## Begin GIVEN INFORMATION

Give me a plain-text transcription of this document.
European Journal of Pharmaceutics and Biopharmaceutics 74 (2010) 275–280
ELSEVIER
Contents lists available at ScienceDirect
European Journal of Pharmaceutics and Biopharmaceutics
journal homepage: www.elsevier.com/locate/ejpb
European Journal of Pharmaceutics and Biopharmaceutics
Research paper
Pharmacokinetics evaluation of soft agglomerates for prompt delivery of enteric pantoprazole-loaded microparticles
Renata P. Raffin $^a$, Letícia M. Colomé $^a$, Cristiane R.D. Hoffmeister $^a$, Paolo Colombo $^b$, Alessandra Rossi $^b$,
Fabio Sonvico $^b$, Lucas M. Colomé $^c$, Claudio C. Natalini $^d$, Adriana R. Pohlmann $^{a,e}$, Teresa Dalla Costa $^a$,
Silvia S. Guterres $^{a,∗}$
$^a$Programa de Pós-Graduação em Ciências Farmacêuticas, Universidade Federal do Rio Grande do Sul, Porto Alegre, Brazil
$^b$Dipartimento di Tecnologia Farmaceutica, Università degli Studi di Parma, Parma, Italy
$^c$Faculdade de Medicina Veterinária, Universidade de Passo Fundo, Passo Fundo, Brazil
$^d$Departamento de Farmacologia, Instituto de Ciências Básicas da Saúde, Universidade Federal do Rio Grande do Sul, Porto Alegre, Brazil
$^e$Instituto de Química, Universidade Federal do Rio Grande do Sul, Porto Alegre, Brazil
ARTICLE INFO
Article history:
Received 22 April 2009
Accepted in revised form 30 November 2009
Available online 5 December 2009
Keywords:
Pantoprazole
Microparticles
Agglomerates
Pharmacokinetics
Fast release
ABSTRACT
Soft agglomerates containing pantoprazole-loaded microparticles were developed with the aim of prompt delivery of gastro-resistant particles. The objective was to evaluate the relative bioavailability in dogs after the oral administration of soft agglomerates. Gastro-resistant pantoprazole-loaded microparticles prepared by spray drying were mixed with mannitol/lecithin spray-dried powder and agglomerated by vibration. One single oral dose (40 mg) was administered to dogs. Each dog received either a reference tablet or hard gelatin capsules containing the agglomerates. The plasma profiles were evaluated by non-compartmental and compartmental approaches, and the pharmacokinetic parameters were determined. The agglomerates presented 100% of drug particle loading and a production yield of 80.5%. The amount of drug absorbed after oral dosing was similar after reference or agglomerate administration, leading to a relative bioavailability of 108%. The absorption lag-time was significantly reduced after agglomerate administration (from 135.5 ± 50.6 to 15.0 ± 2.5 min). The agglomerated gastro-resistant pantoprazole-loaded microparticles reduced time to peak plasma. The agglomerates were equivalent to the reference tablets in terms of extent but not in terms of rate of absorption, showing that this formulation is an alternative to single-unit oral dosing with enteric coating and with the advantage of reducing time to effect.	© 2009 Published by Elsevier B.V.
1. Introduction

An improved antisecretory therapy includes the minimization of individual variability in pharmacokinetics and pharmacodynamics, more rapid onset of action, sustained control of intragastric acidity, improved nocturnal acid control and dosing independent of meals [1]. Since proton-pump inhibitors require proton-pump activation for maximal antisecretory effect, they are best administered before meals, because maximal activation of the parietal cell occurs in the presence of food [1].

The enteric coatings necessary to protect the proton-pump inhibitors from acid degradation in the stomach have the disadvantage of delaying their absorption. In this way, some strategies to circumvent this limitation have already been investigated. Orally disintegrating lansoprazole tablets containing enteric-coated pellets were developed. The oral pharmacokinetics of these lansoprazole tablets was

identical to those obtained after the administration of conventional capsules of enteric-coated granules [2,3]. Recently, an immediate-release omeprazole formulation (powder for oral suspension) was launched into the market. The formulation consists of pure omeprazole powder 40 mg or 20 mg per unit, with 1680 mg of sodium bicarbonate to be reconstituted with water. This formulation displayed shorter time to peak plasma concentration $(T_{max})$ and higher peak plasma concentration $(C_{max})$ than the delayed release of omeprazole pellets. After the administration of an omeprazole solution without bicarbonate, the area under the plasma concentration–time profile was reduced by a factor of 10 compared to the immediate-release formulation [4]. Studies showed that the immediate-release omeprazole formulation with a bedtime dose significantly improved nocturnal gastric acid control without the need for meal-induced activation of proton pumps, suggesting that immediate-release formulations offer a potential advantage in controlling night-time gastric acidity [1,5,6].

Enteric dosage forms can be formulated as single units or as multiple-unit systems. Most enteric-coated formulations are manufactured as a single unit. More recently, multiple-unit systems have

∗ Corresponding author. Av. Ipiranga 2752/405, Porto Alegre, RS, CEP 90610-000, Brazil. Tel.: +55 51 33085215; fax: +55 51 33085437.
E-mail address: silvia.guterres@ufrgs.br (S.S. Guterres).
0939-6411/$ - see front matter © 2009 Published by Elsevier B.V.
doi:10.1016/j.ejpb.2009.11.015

## End GIVEN INFORMATION

#### [WHAT IS BEING ASKED]
The records above need to be transcribed in full. Keep every character unchanged.

#### [TASK RESPONSE]
Give me a plain-text transcription of this document.
European Journal of Pharmaceutics and Biopharmaceutics 74 (2010) 275–280
ELSEVIER
Contents lists available at ScienceDirect
European Journal of Pharmaceutics and Biopharmaceutics
journal homepage: www.elsevier.com/locate/ejpb
European Journal of Pharmaceutics and Biopharmaceutics
Research paper
Pharmacokinetics evaluation of soft agglomerates for prompt delivery of enteric pantoprazole-loaded microparticles
Renata P. Raffin $^a$, Letícia M. Colomé $^a$, Cristiane R.D. Hoffmeister $^a$, Paolo Colombo $^b$, Alessandra Rossi $^b$,
Fabio Sonvico $^b$, Lucas M. Colomé $^c$, Claudio C. Natalini $^d$, Adriana R. Pohlmann $^{a,e}$, Teresa Dalla Costa $^a$,
Silvia S. Guterres $^{a,∗}$
$^a$Programa de Pós-Graduação em Ciências Farmacêuticas, Universidade Federal do Rio Grande do Sul, Porto Alegre, Brazil
$^b$Dipartimento di Tecnologia Farmaceutica, Università degli Studi di Parma, Parma, Italy
$^c$Faculdade de Medicina Veterinária, Universidade de Passo Fundo, Passo Fundo, Brazil
$^d$Departamento de Farmacologia, Instituto de Ciências Básicas da Saúde, Universidade Federal do Rio Grande do Sul, Porto Alegre, Brazil
$^e$Instituto de Química, Universidade Federal do Rio Grande do Sul, Porto Alegre, Brazil
ARTICLE INFO
Article history:
Received 22 April 2009
Accepted in revised form 30 November 2009
Available online 5 December 2009
Keywords:
Pantoprazole
Microparticles
Agglomerates
Pharmacokinetics
Fast release
ABSTRACT
Soft agglomerates containing pantoprazole-loaded microparticles were developed with the aim of prompt delivery of gastro-resistant particles. The objective was to evaluate the relative bioavailability in dogs after the oral administration of soft agglomerates. Gastro-resistant pantoprazole-loaded microparticles prepared by spray drying were mixed with mannitol/lecithin spray-dried powder and agglomerated by vibration. One single oral dose (40 mg) was administered to dogs. Each dog received either a reference tablet or hard gelatin capsules containing the agglomerates. The plasma profiles were evaluated by non-compartmental and compartmental approaches, and the pharmacokinetic parameters were determined. The agglomerates presented 100% of drug particle loading and a production yield of 80.5%. The amount of drug absorbed after oral dosing was similar after reference or agglomerate administration, leading to a relative bioavailability of 108%. The absorption lag-time was significantly reduced after agglomerate administration (from 135.5 ± 50.6 to 15.0 ± 2.5 min). The agglomerated gastro-resistant pantoprazole-loaded microparticles reduced time to peak plasma. The agglomerates were equivalent to the reference tablets in terms of extent but not in terms of rate of absorption, showing that this formulation is an alternative to single-unit oral dosing with enteric coating and with the advantage of reducing time to effect.	© 2009 Published by Elsevier B.V.
1. Introduction

An improved antisecretory therapy includes the minimization of individual variability in pharmacokinetics and pharmacodynamics, more rapid onset of action, sustained control of intragastric acidity, improved nocturnal acid control and dosing independent of meals [1]. Since proton-pump inhibitors require proton-pump activation for maximal antisecretory effect, they are best administered before meals, because maximal activation of the parietal cell occurs in the presence of food [1].

The enteric coatings necessary to protect the proton-pump inhibitors from acid degradation in the stomach have the disadvantage of delaying their absorption. In this way, some strategies to circumvent this limitation have already been investigated. Orally disintegrating lansoprazole tablets containing enteric-coated pellets were developed. The oral pharmacokinetics of these lansoprazole tablets was

identical to those obtained after the administration of conventional capsules of enteric-coated granules [2,3]. Recently, an immediate-release omeprazole formulation (powder for oral suspension) was launched into the market. The formulation consists of pure omeprazole powder 40 mg or 20 mg per unit, with 1680 mg of sodium bicarbonate to be reconstituted with water. This formulation displayed shorter time to peak plasma concentration $(T_{max})$ and higher peak plasma concentration $(C_{max})$ than the delayed release of omeprazole pellets. After the administration of an omeprazole solution without bicarbonate, the area under the plasma concentration–time profile was reduced by a factor of 10 compared to the immediate-release formulation [4]. Studies showed that the immediate-release omeprazole formulation with a bedtime dose significantly improved nocturnal gastric acid control without the need for meal-induced activation of proton pumps, suggesting that immediate-release formulations offer a potential advantage in controlling night-time gastric acidity [1,5,6].

Enteric dosage forms can be formulated as single units or as multiple-unit systems. Most enteric-coated formulations are manufactured as a single unit. More recently, multiple-unit systems have

∗ Corresponding author. Av. Ipiranga 2752/405, Porto Alegre, RS, CEP 90610-000, Brazil. Tel.: +55 51 33085215; fax: +55 51 33085437.
E-mail address: silvia.guterres@ufrgs.br (S.S. Guterres).
0939-6411/$ - see front matter © 2009 Published by Elsevier B.V.
doi:10.1016/j.ejpb.2009.11.015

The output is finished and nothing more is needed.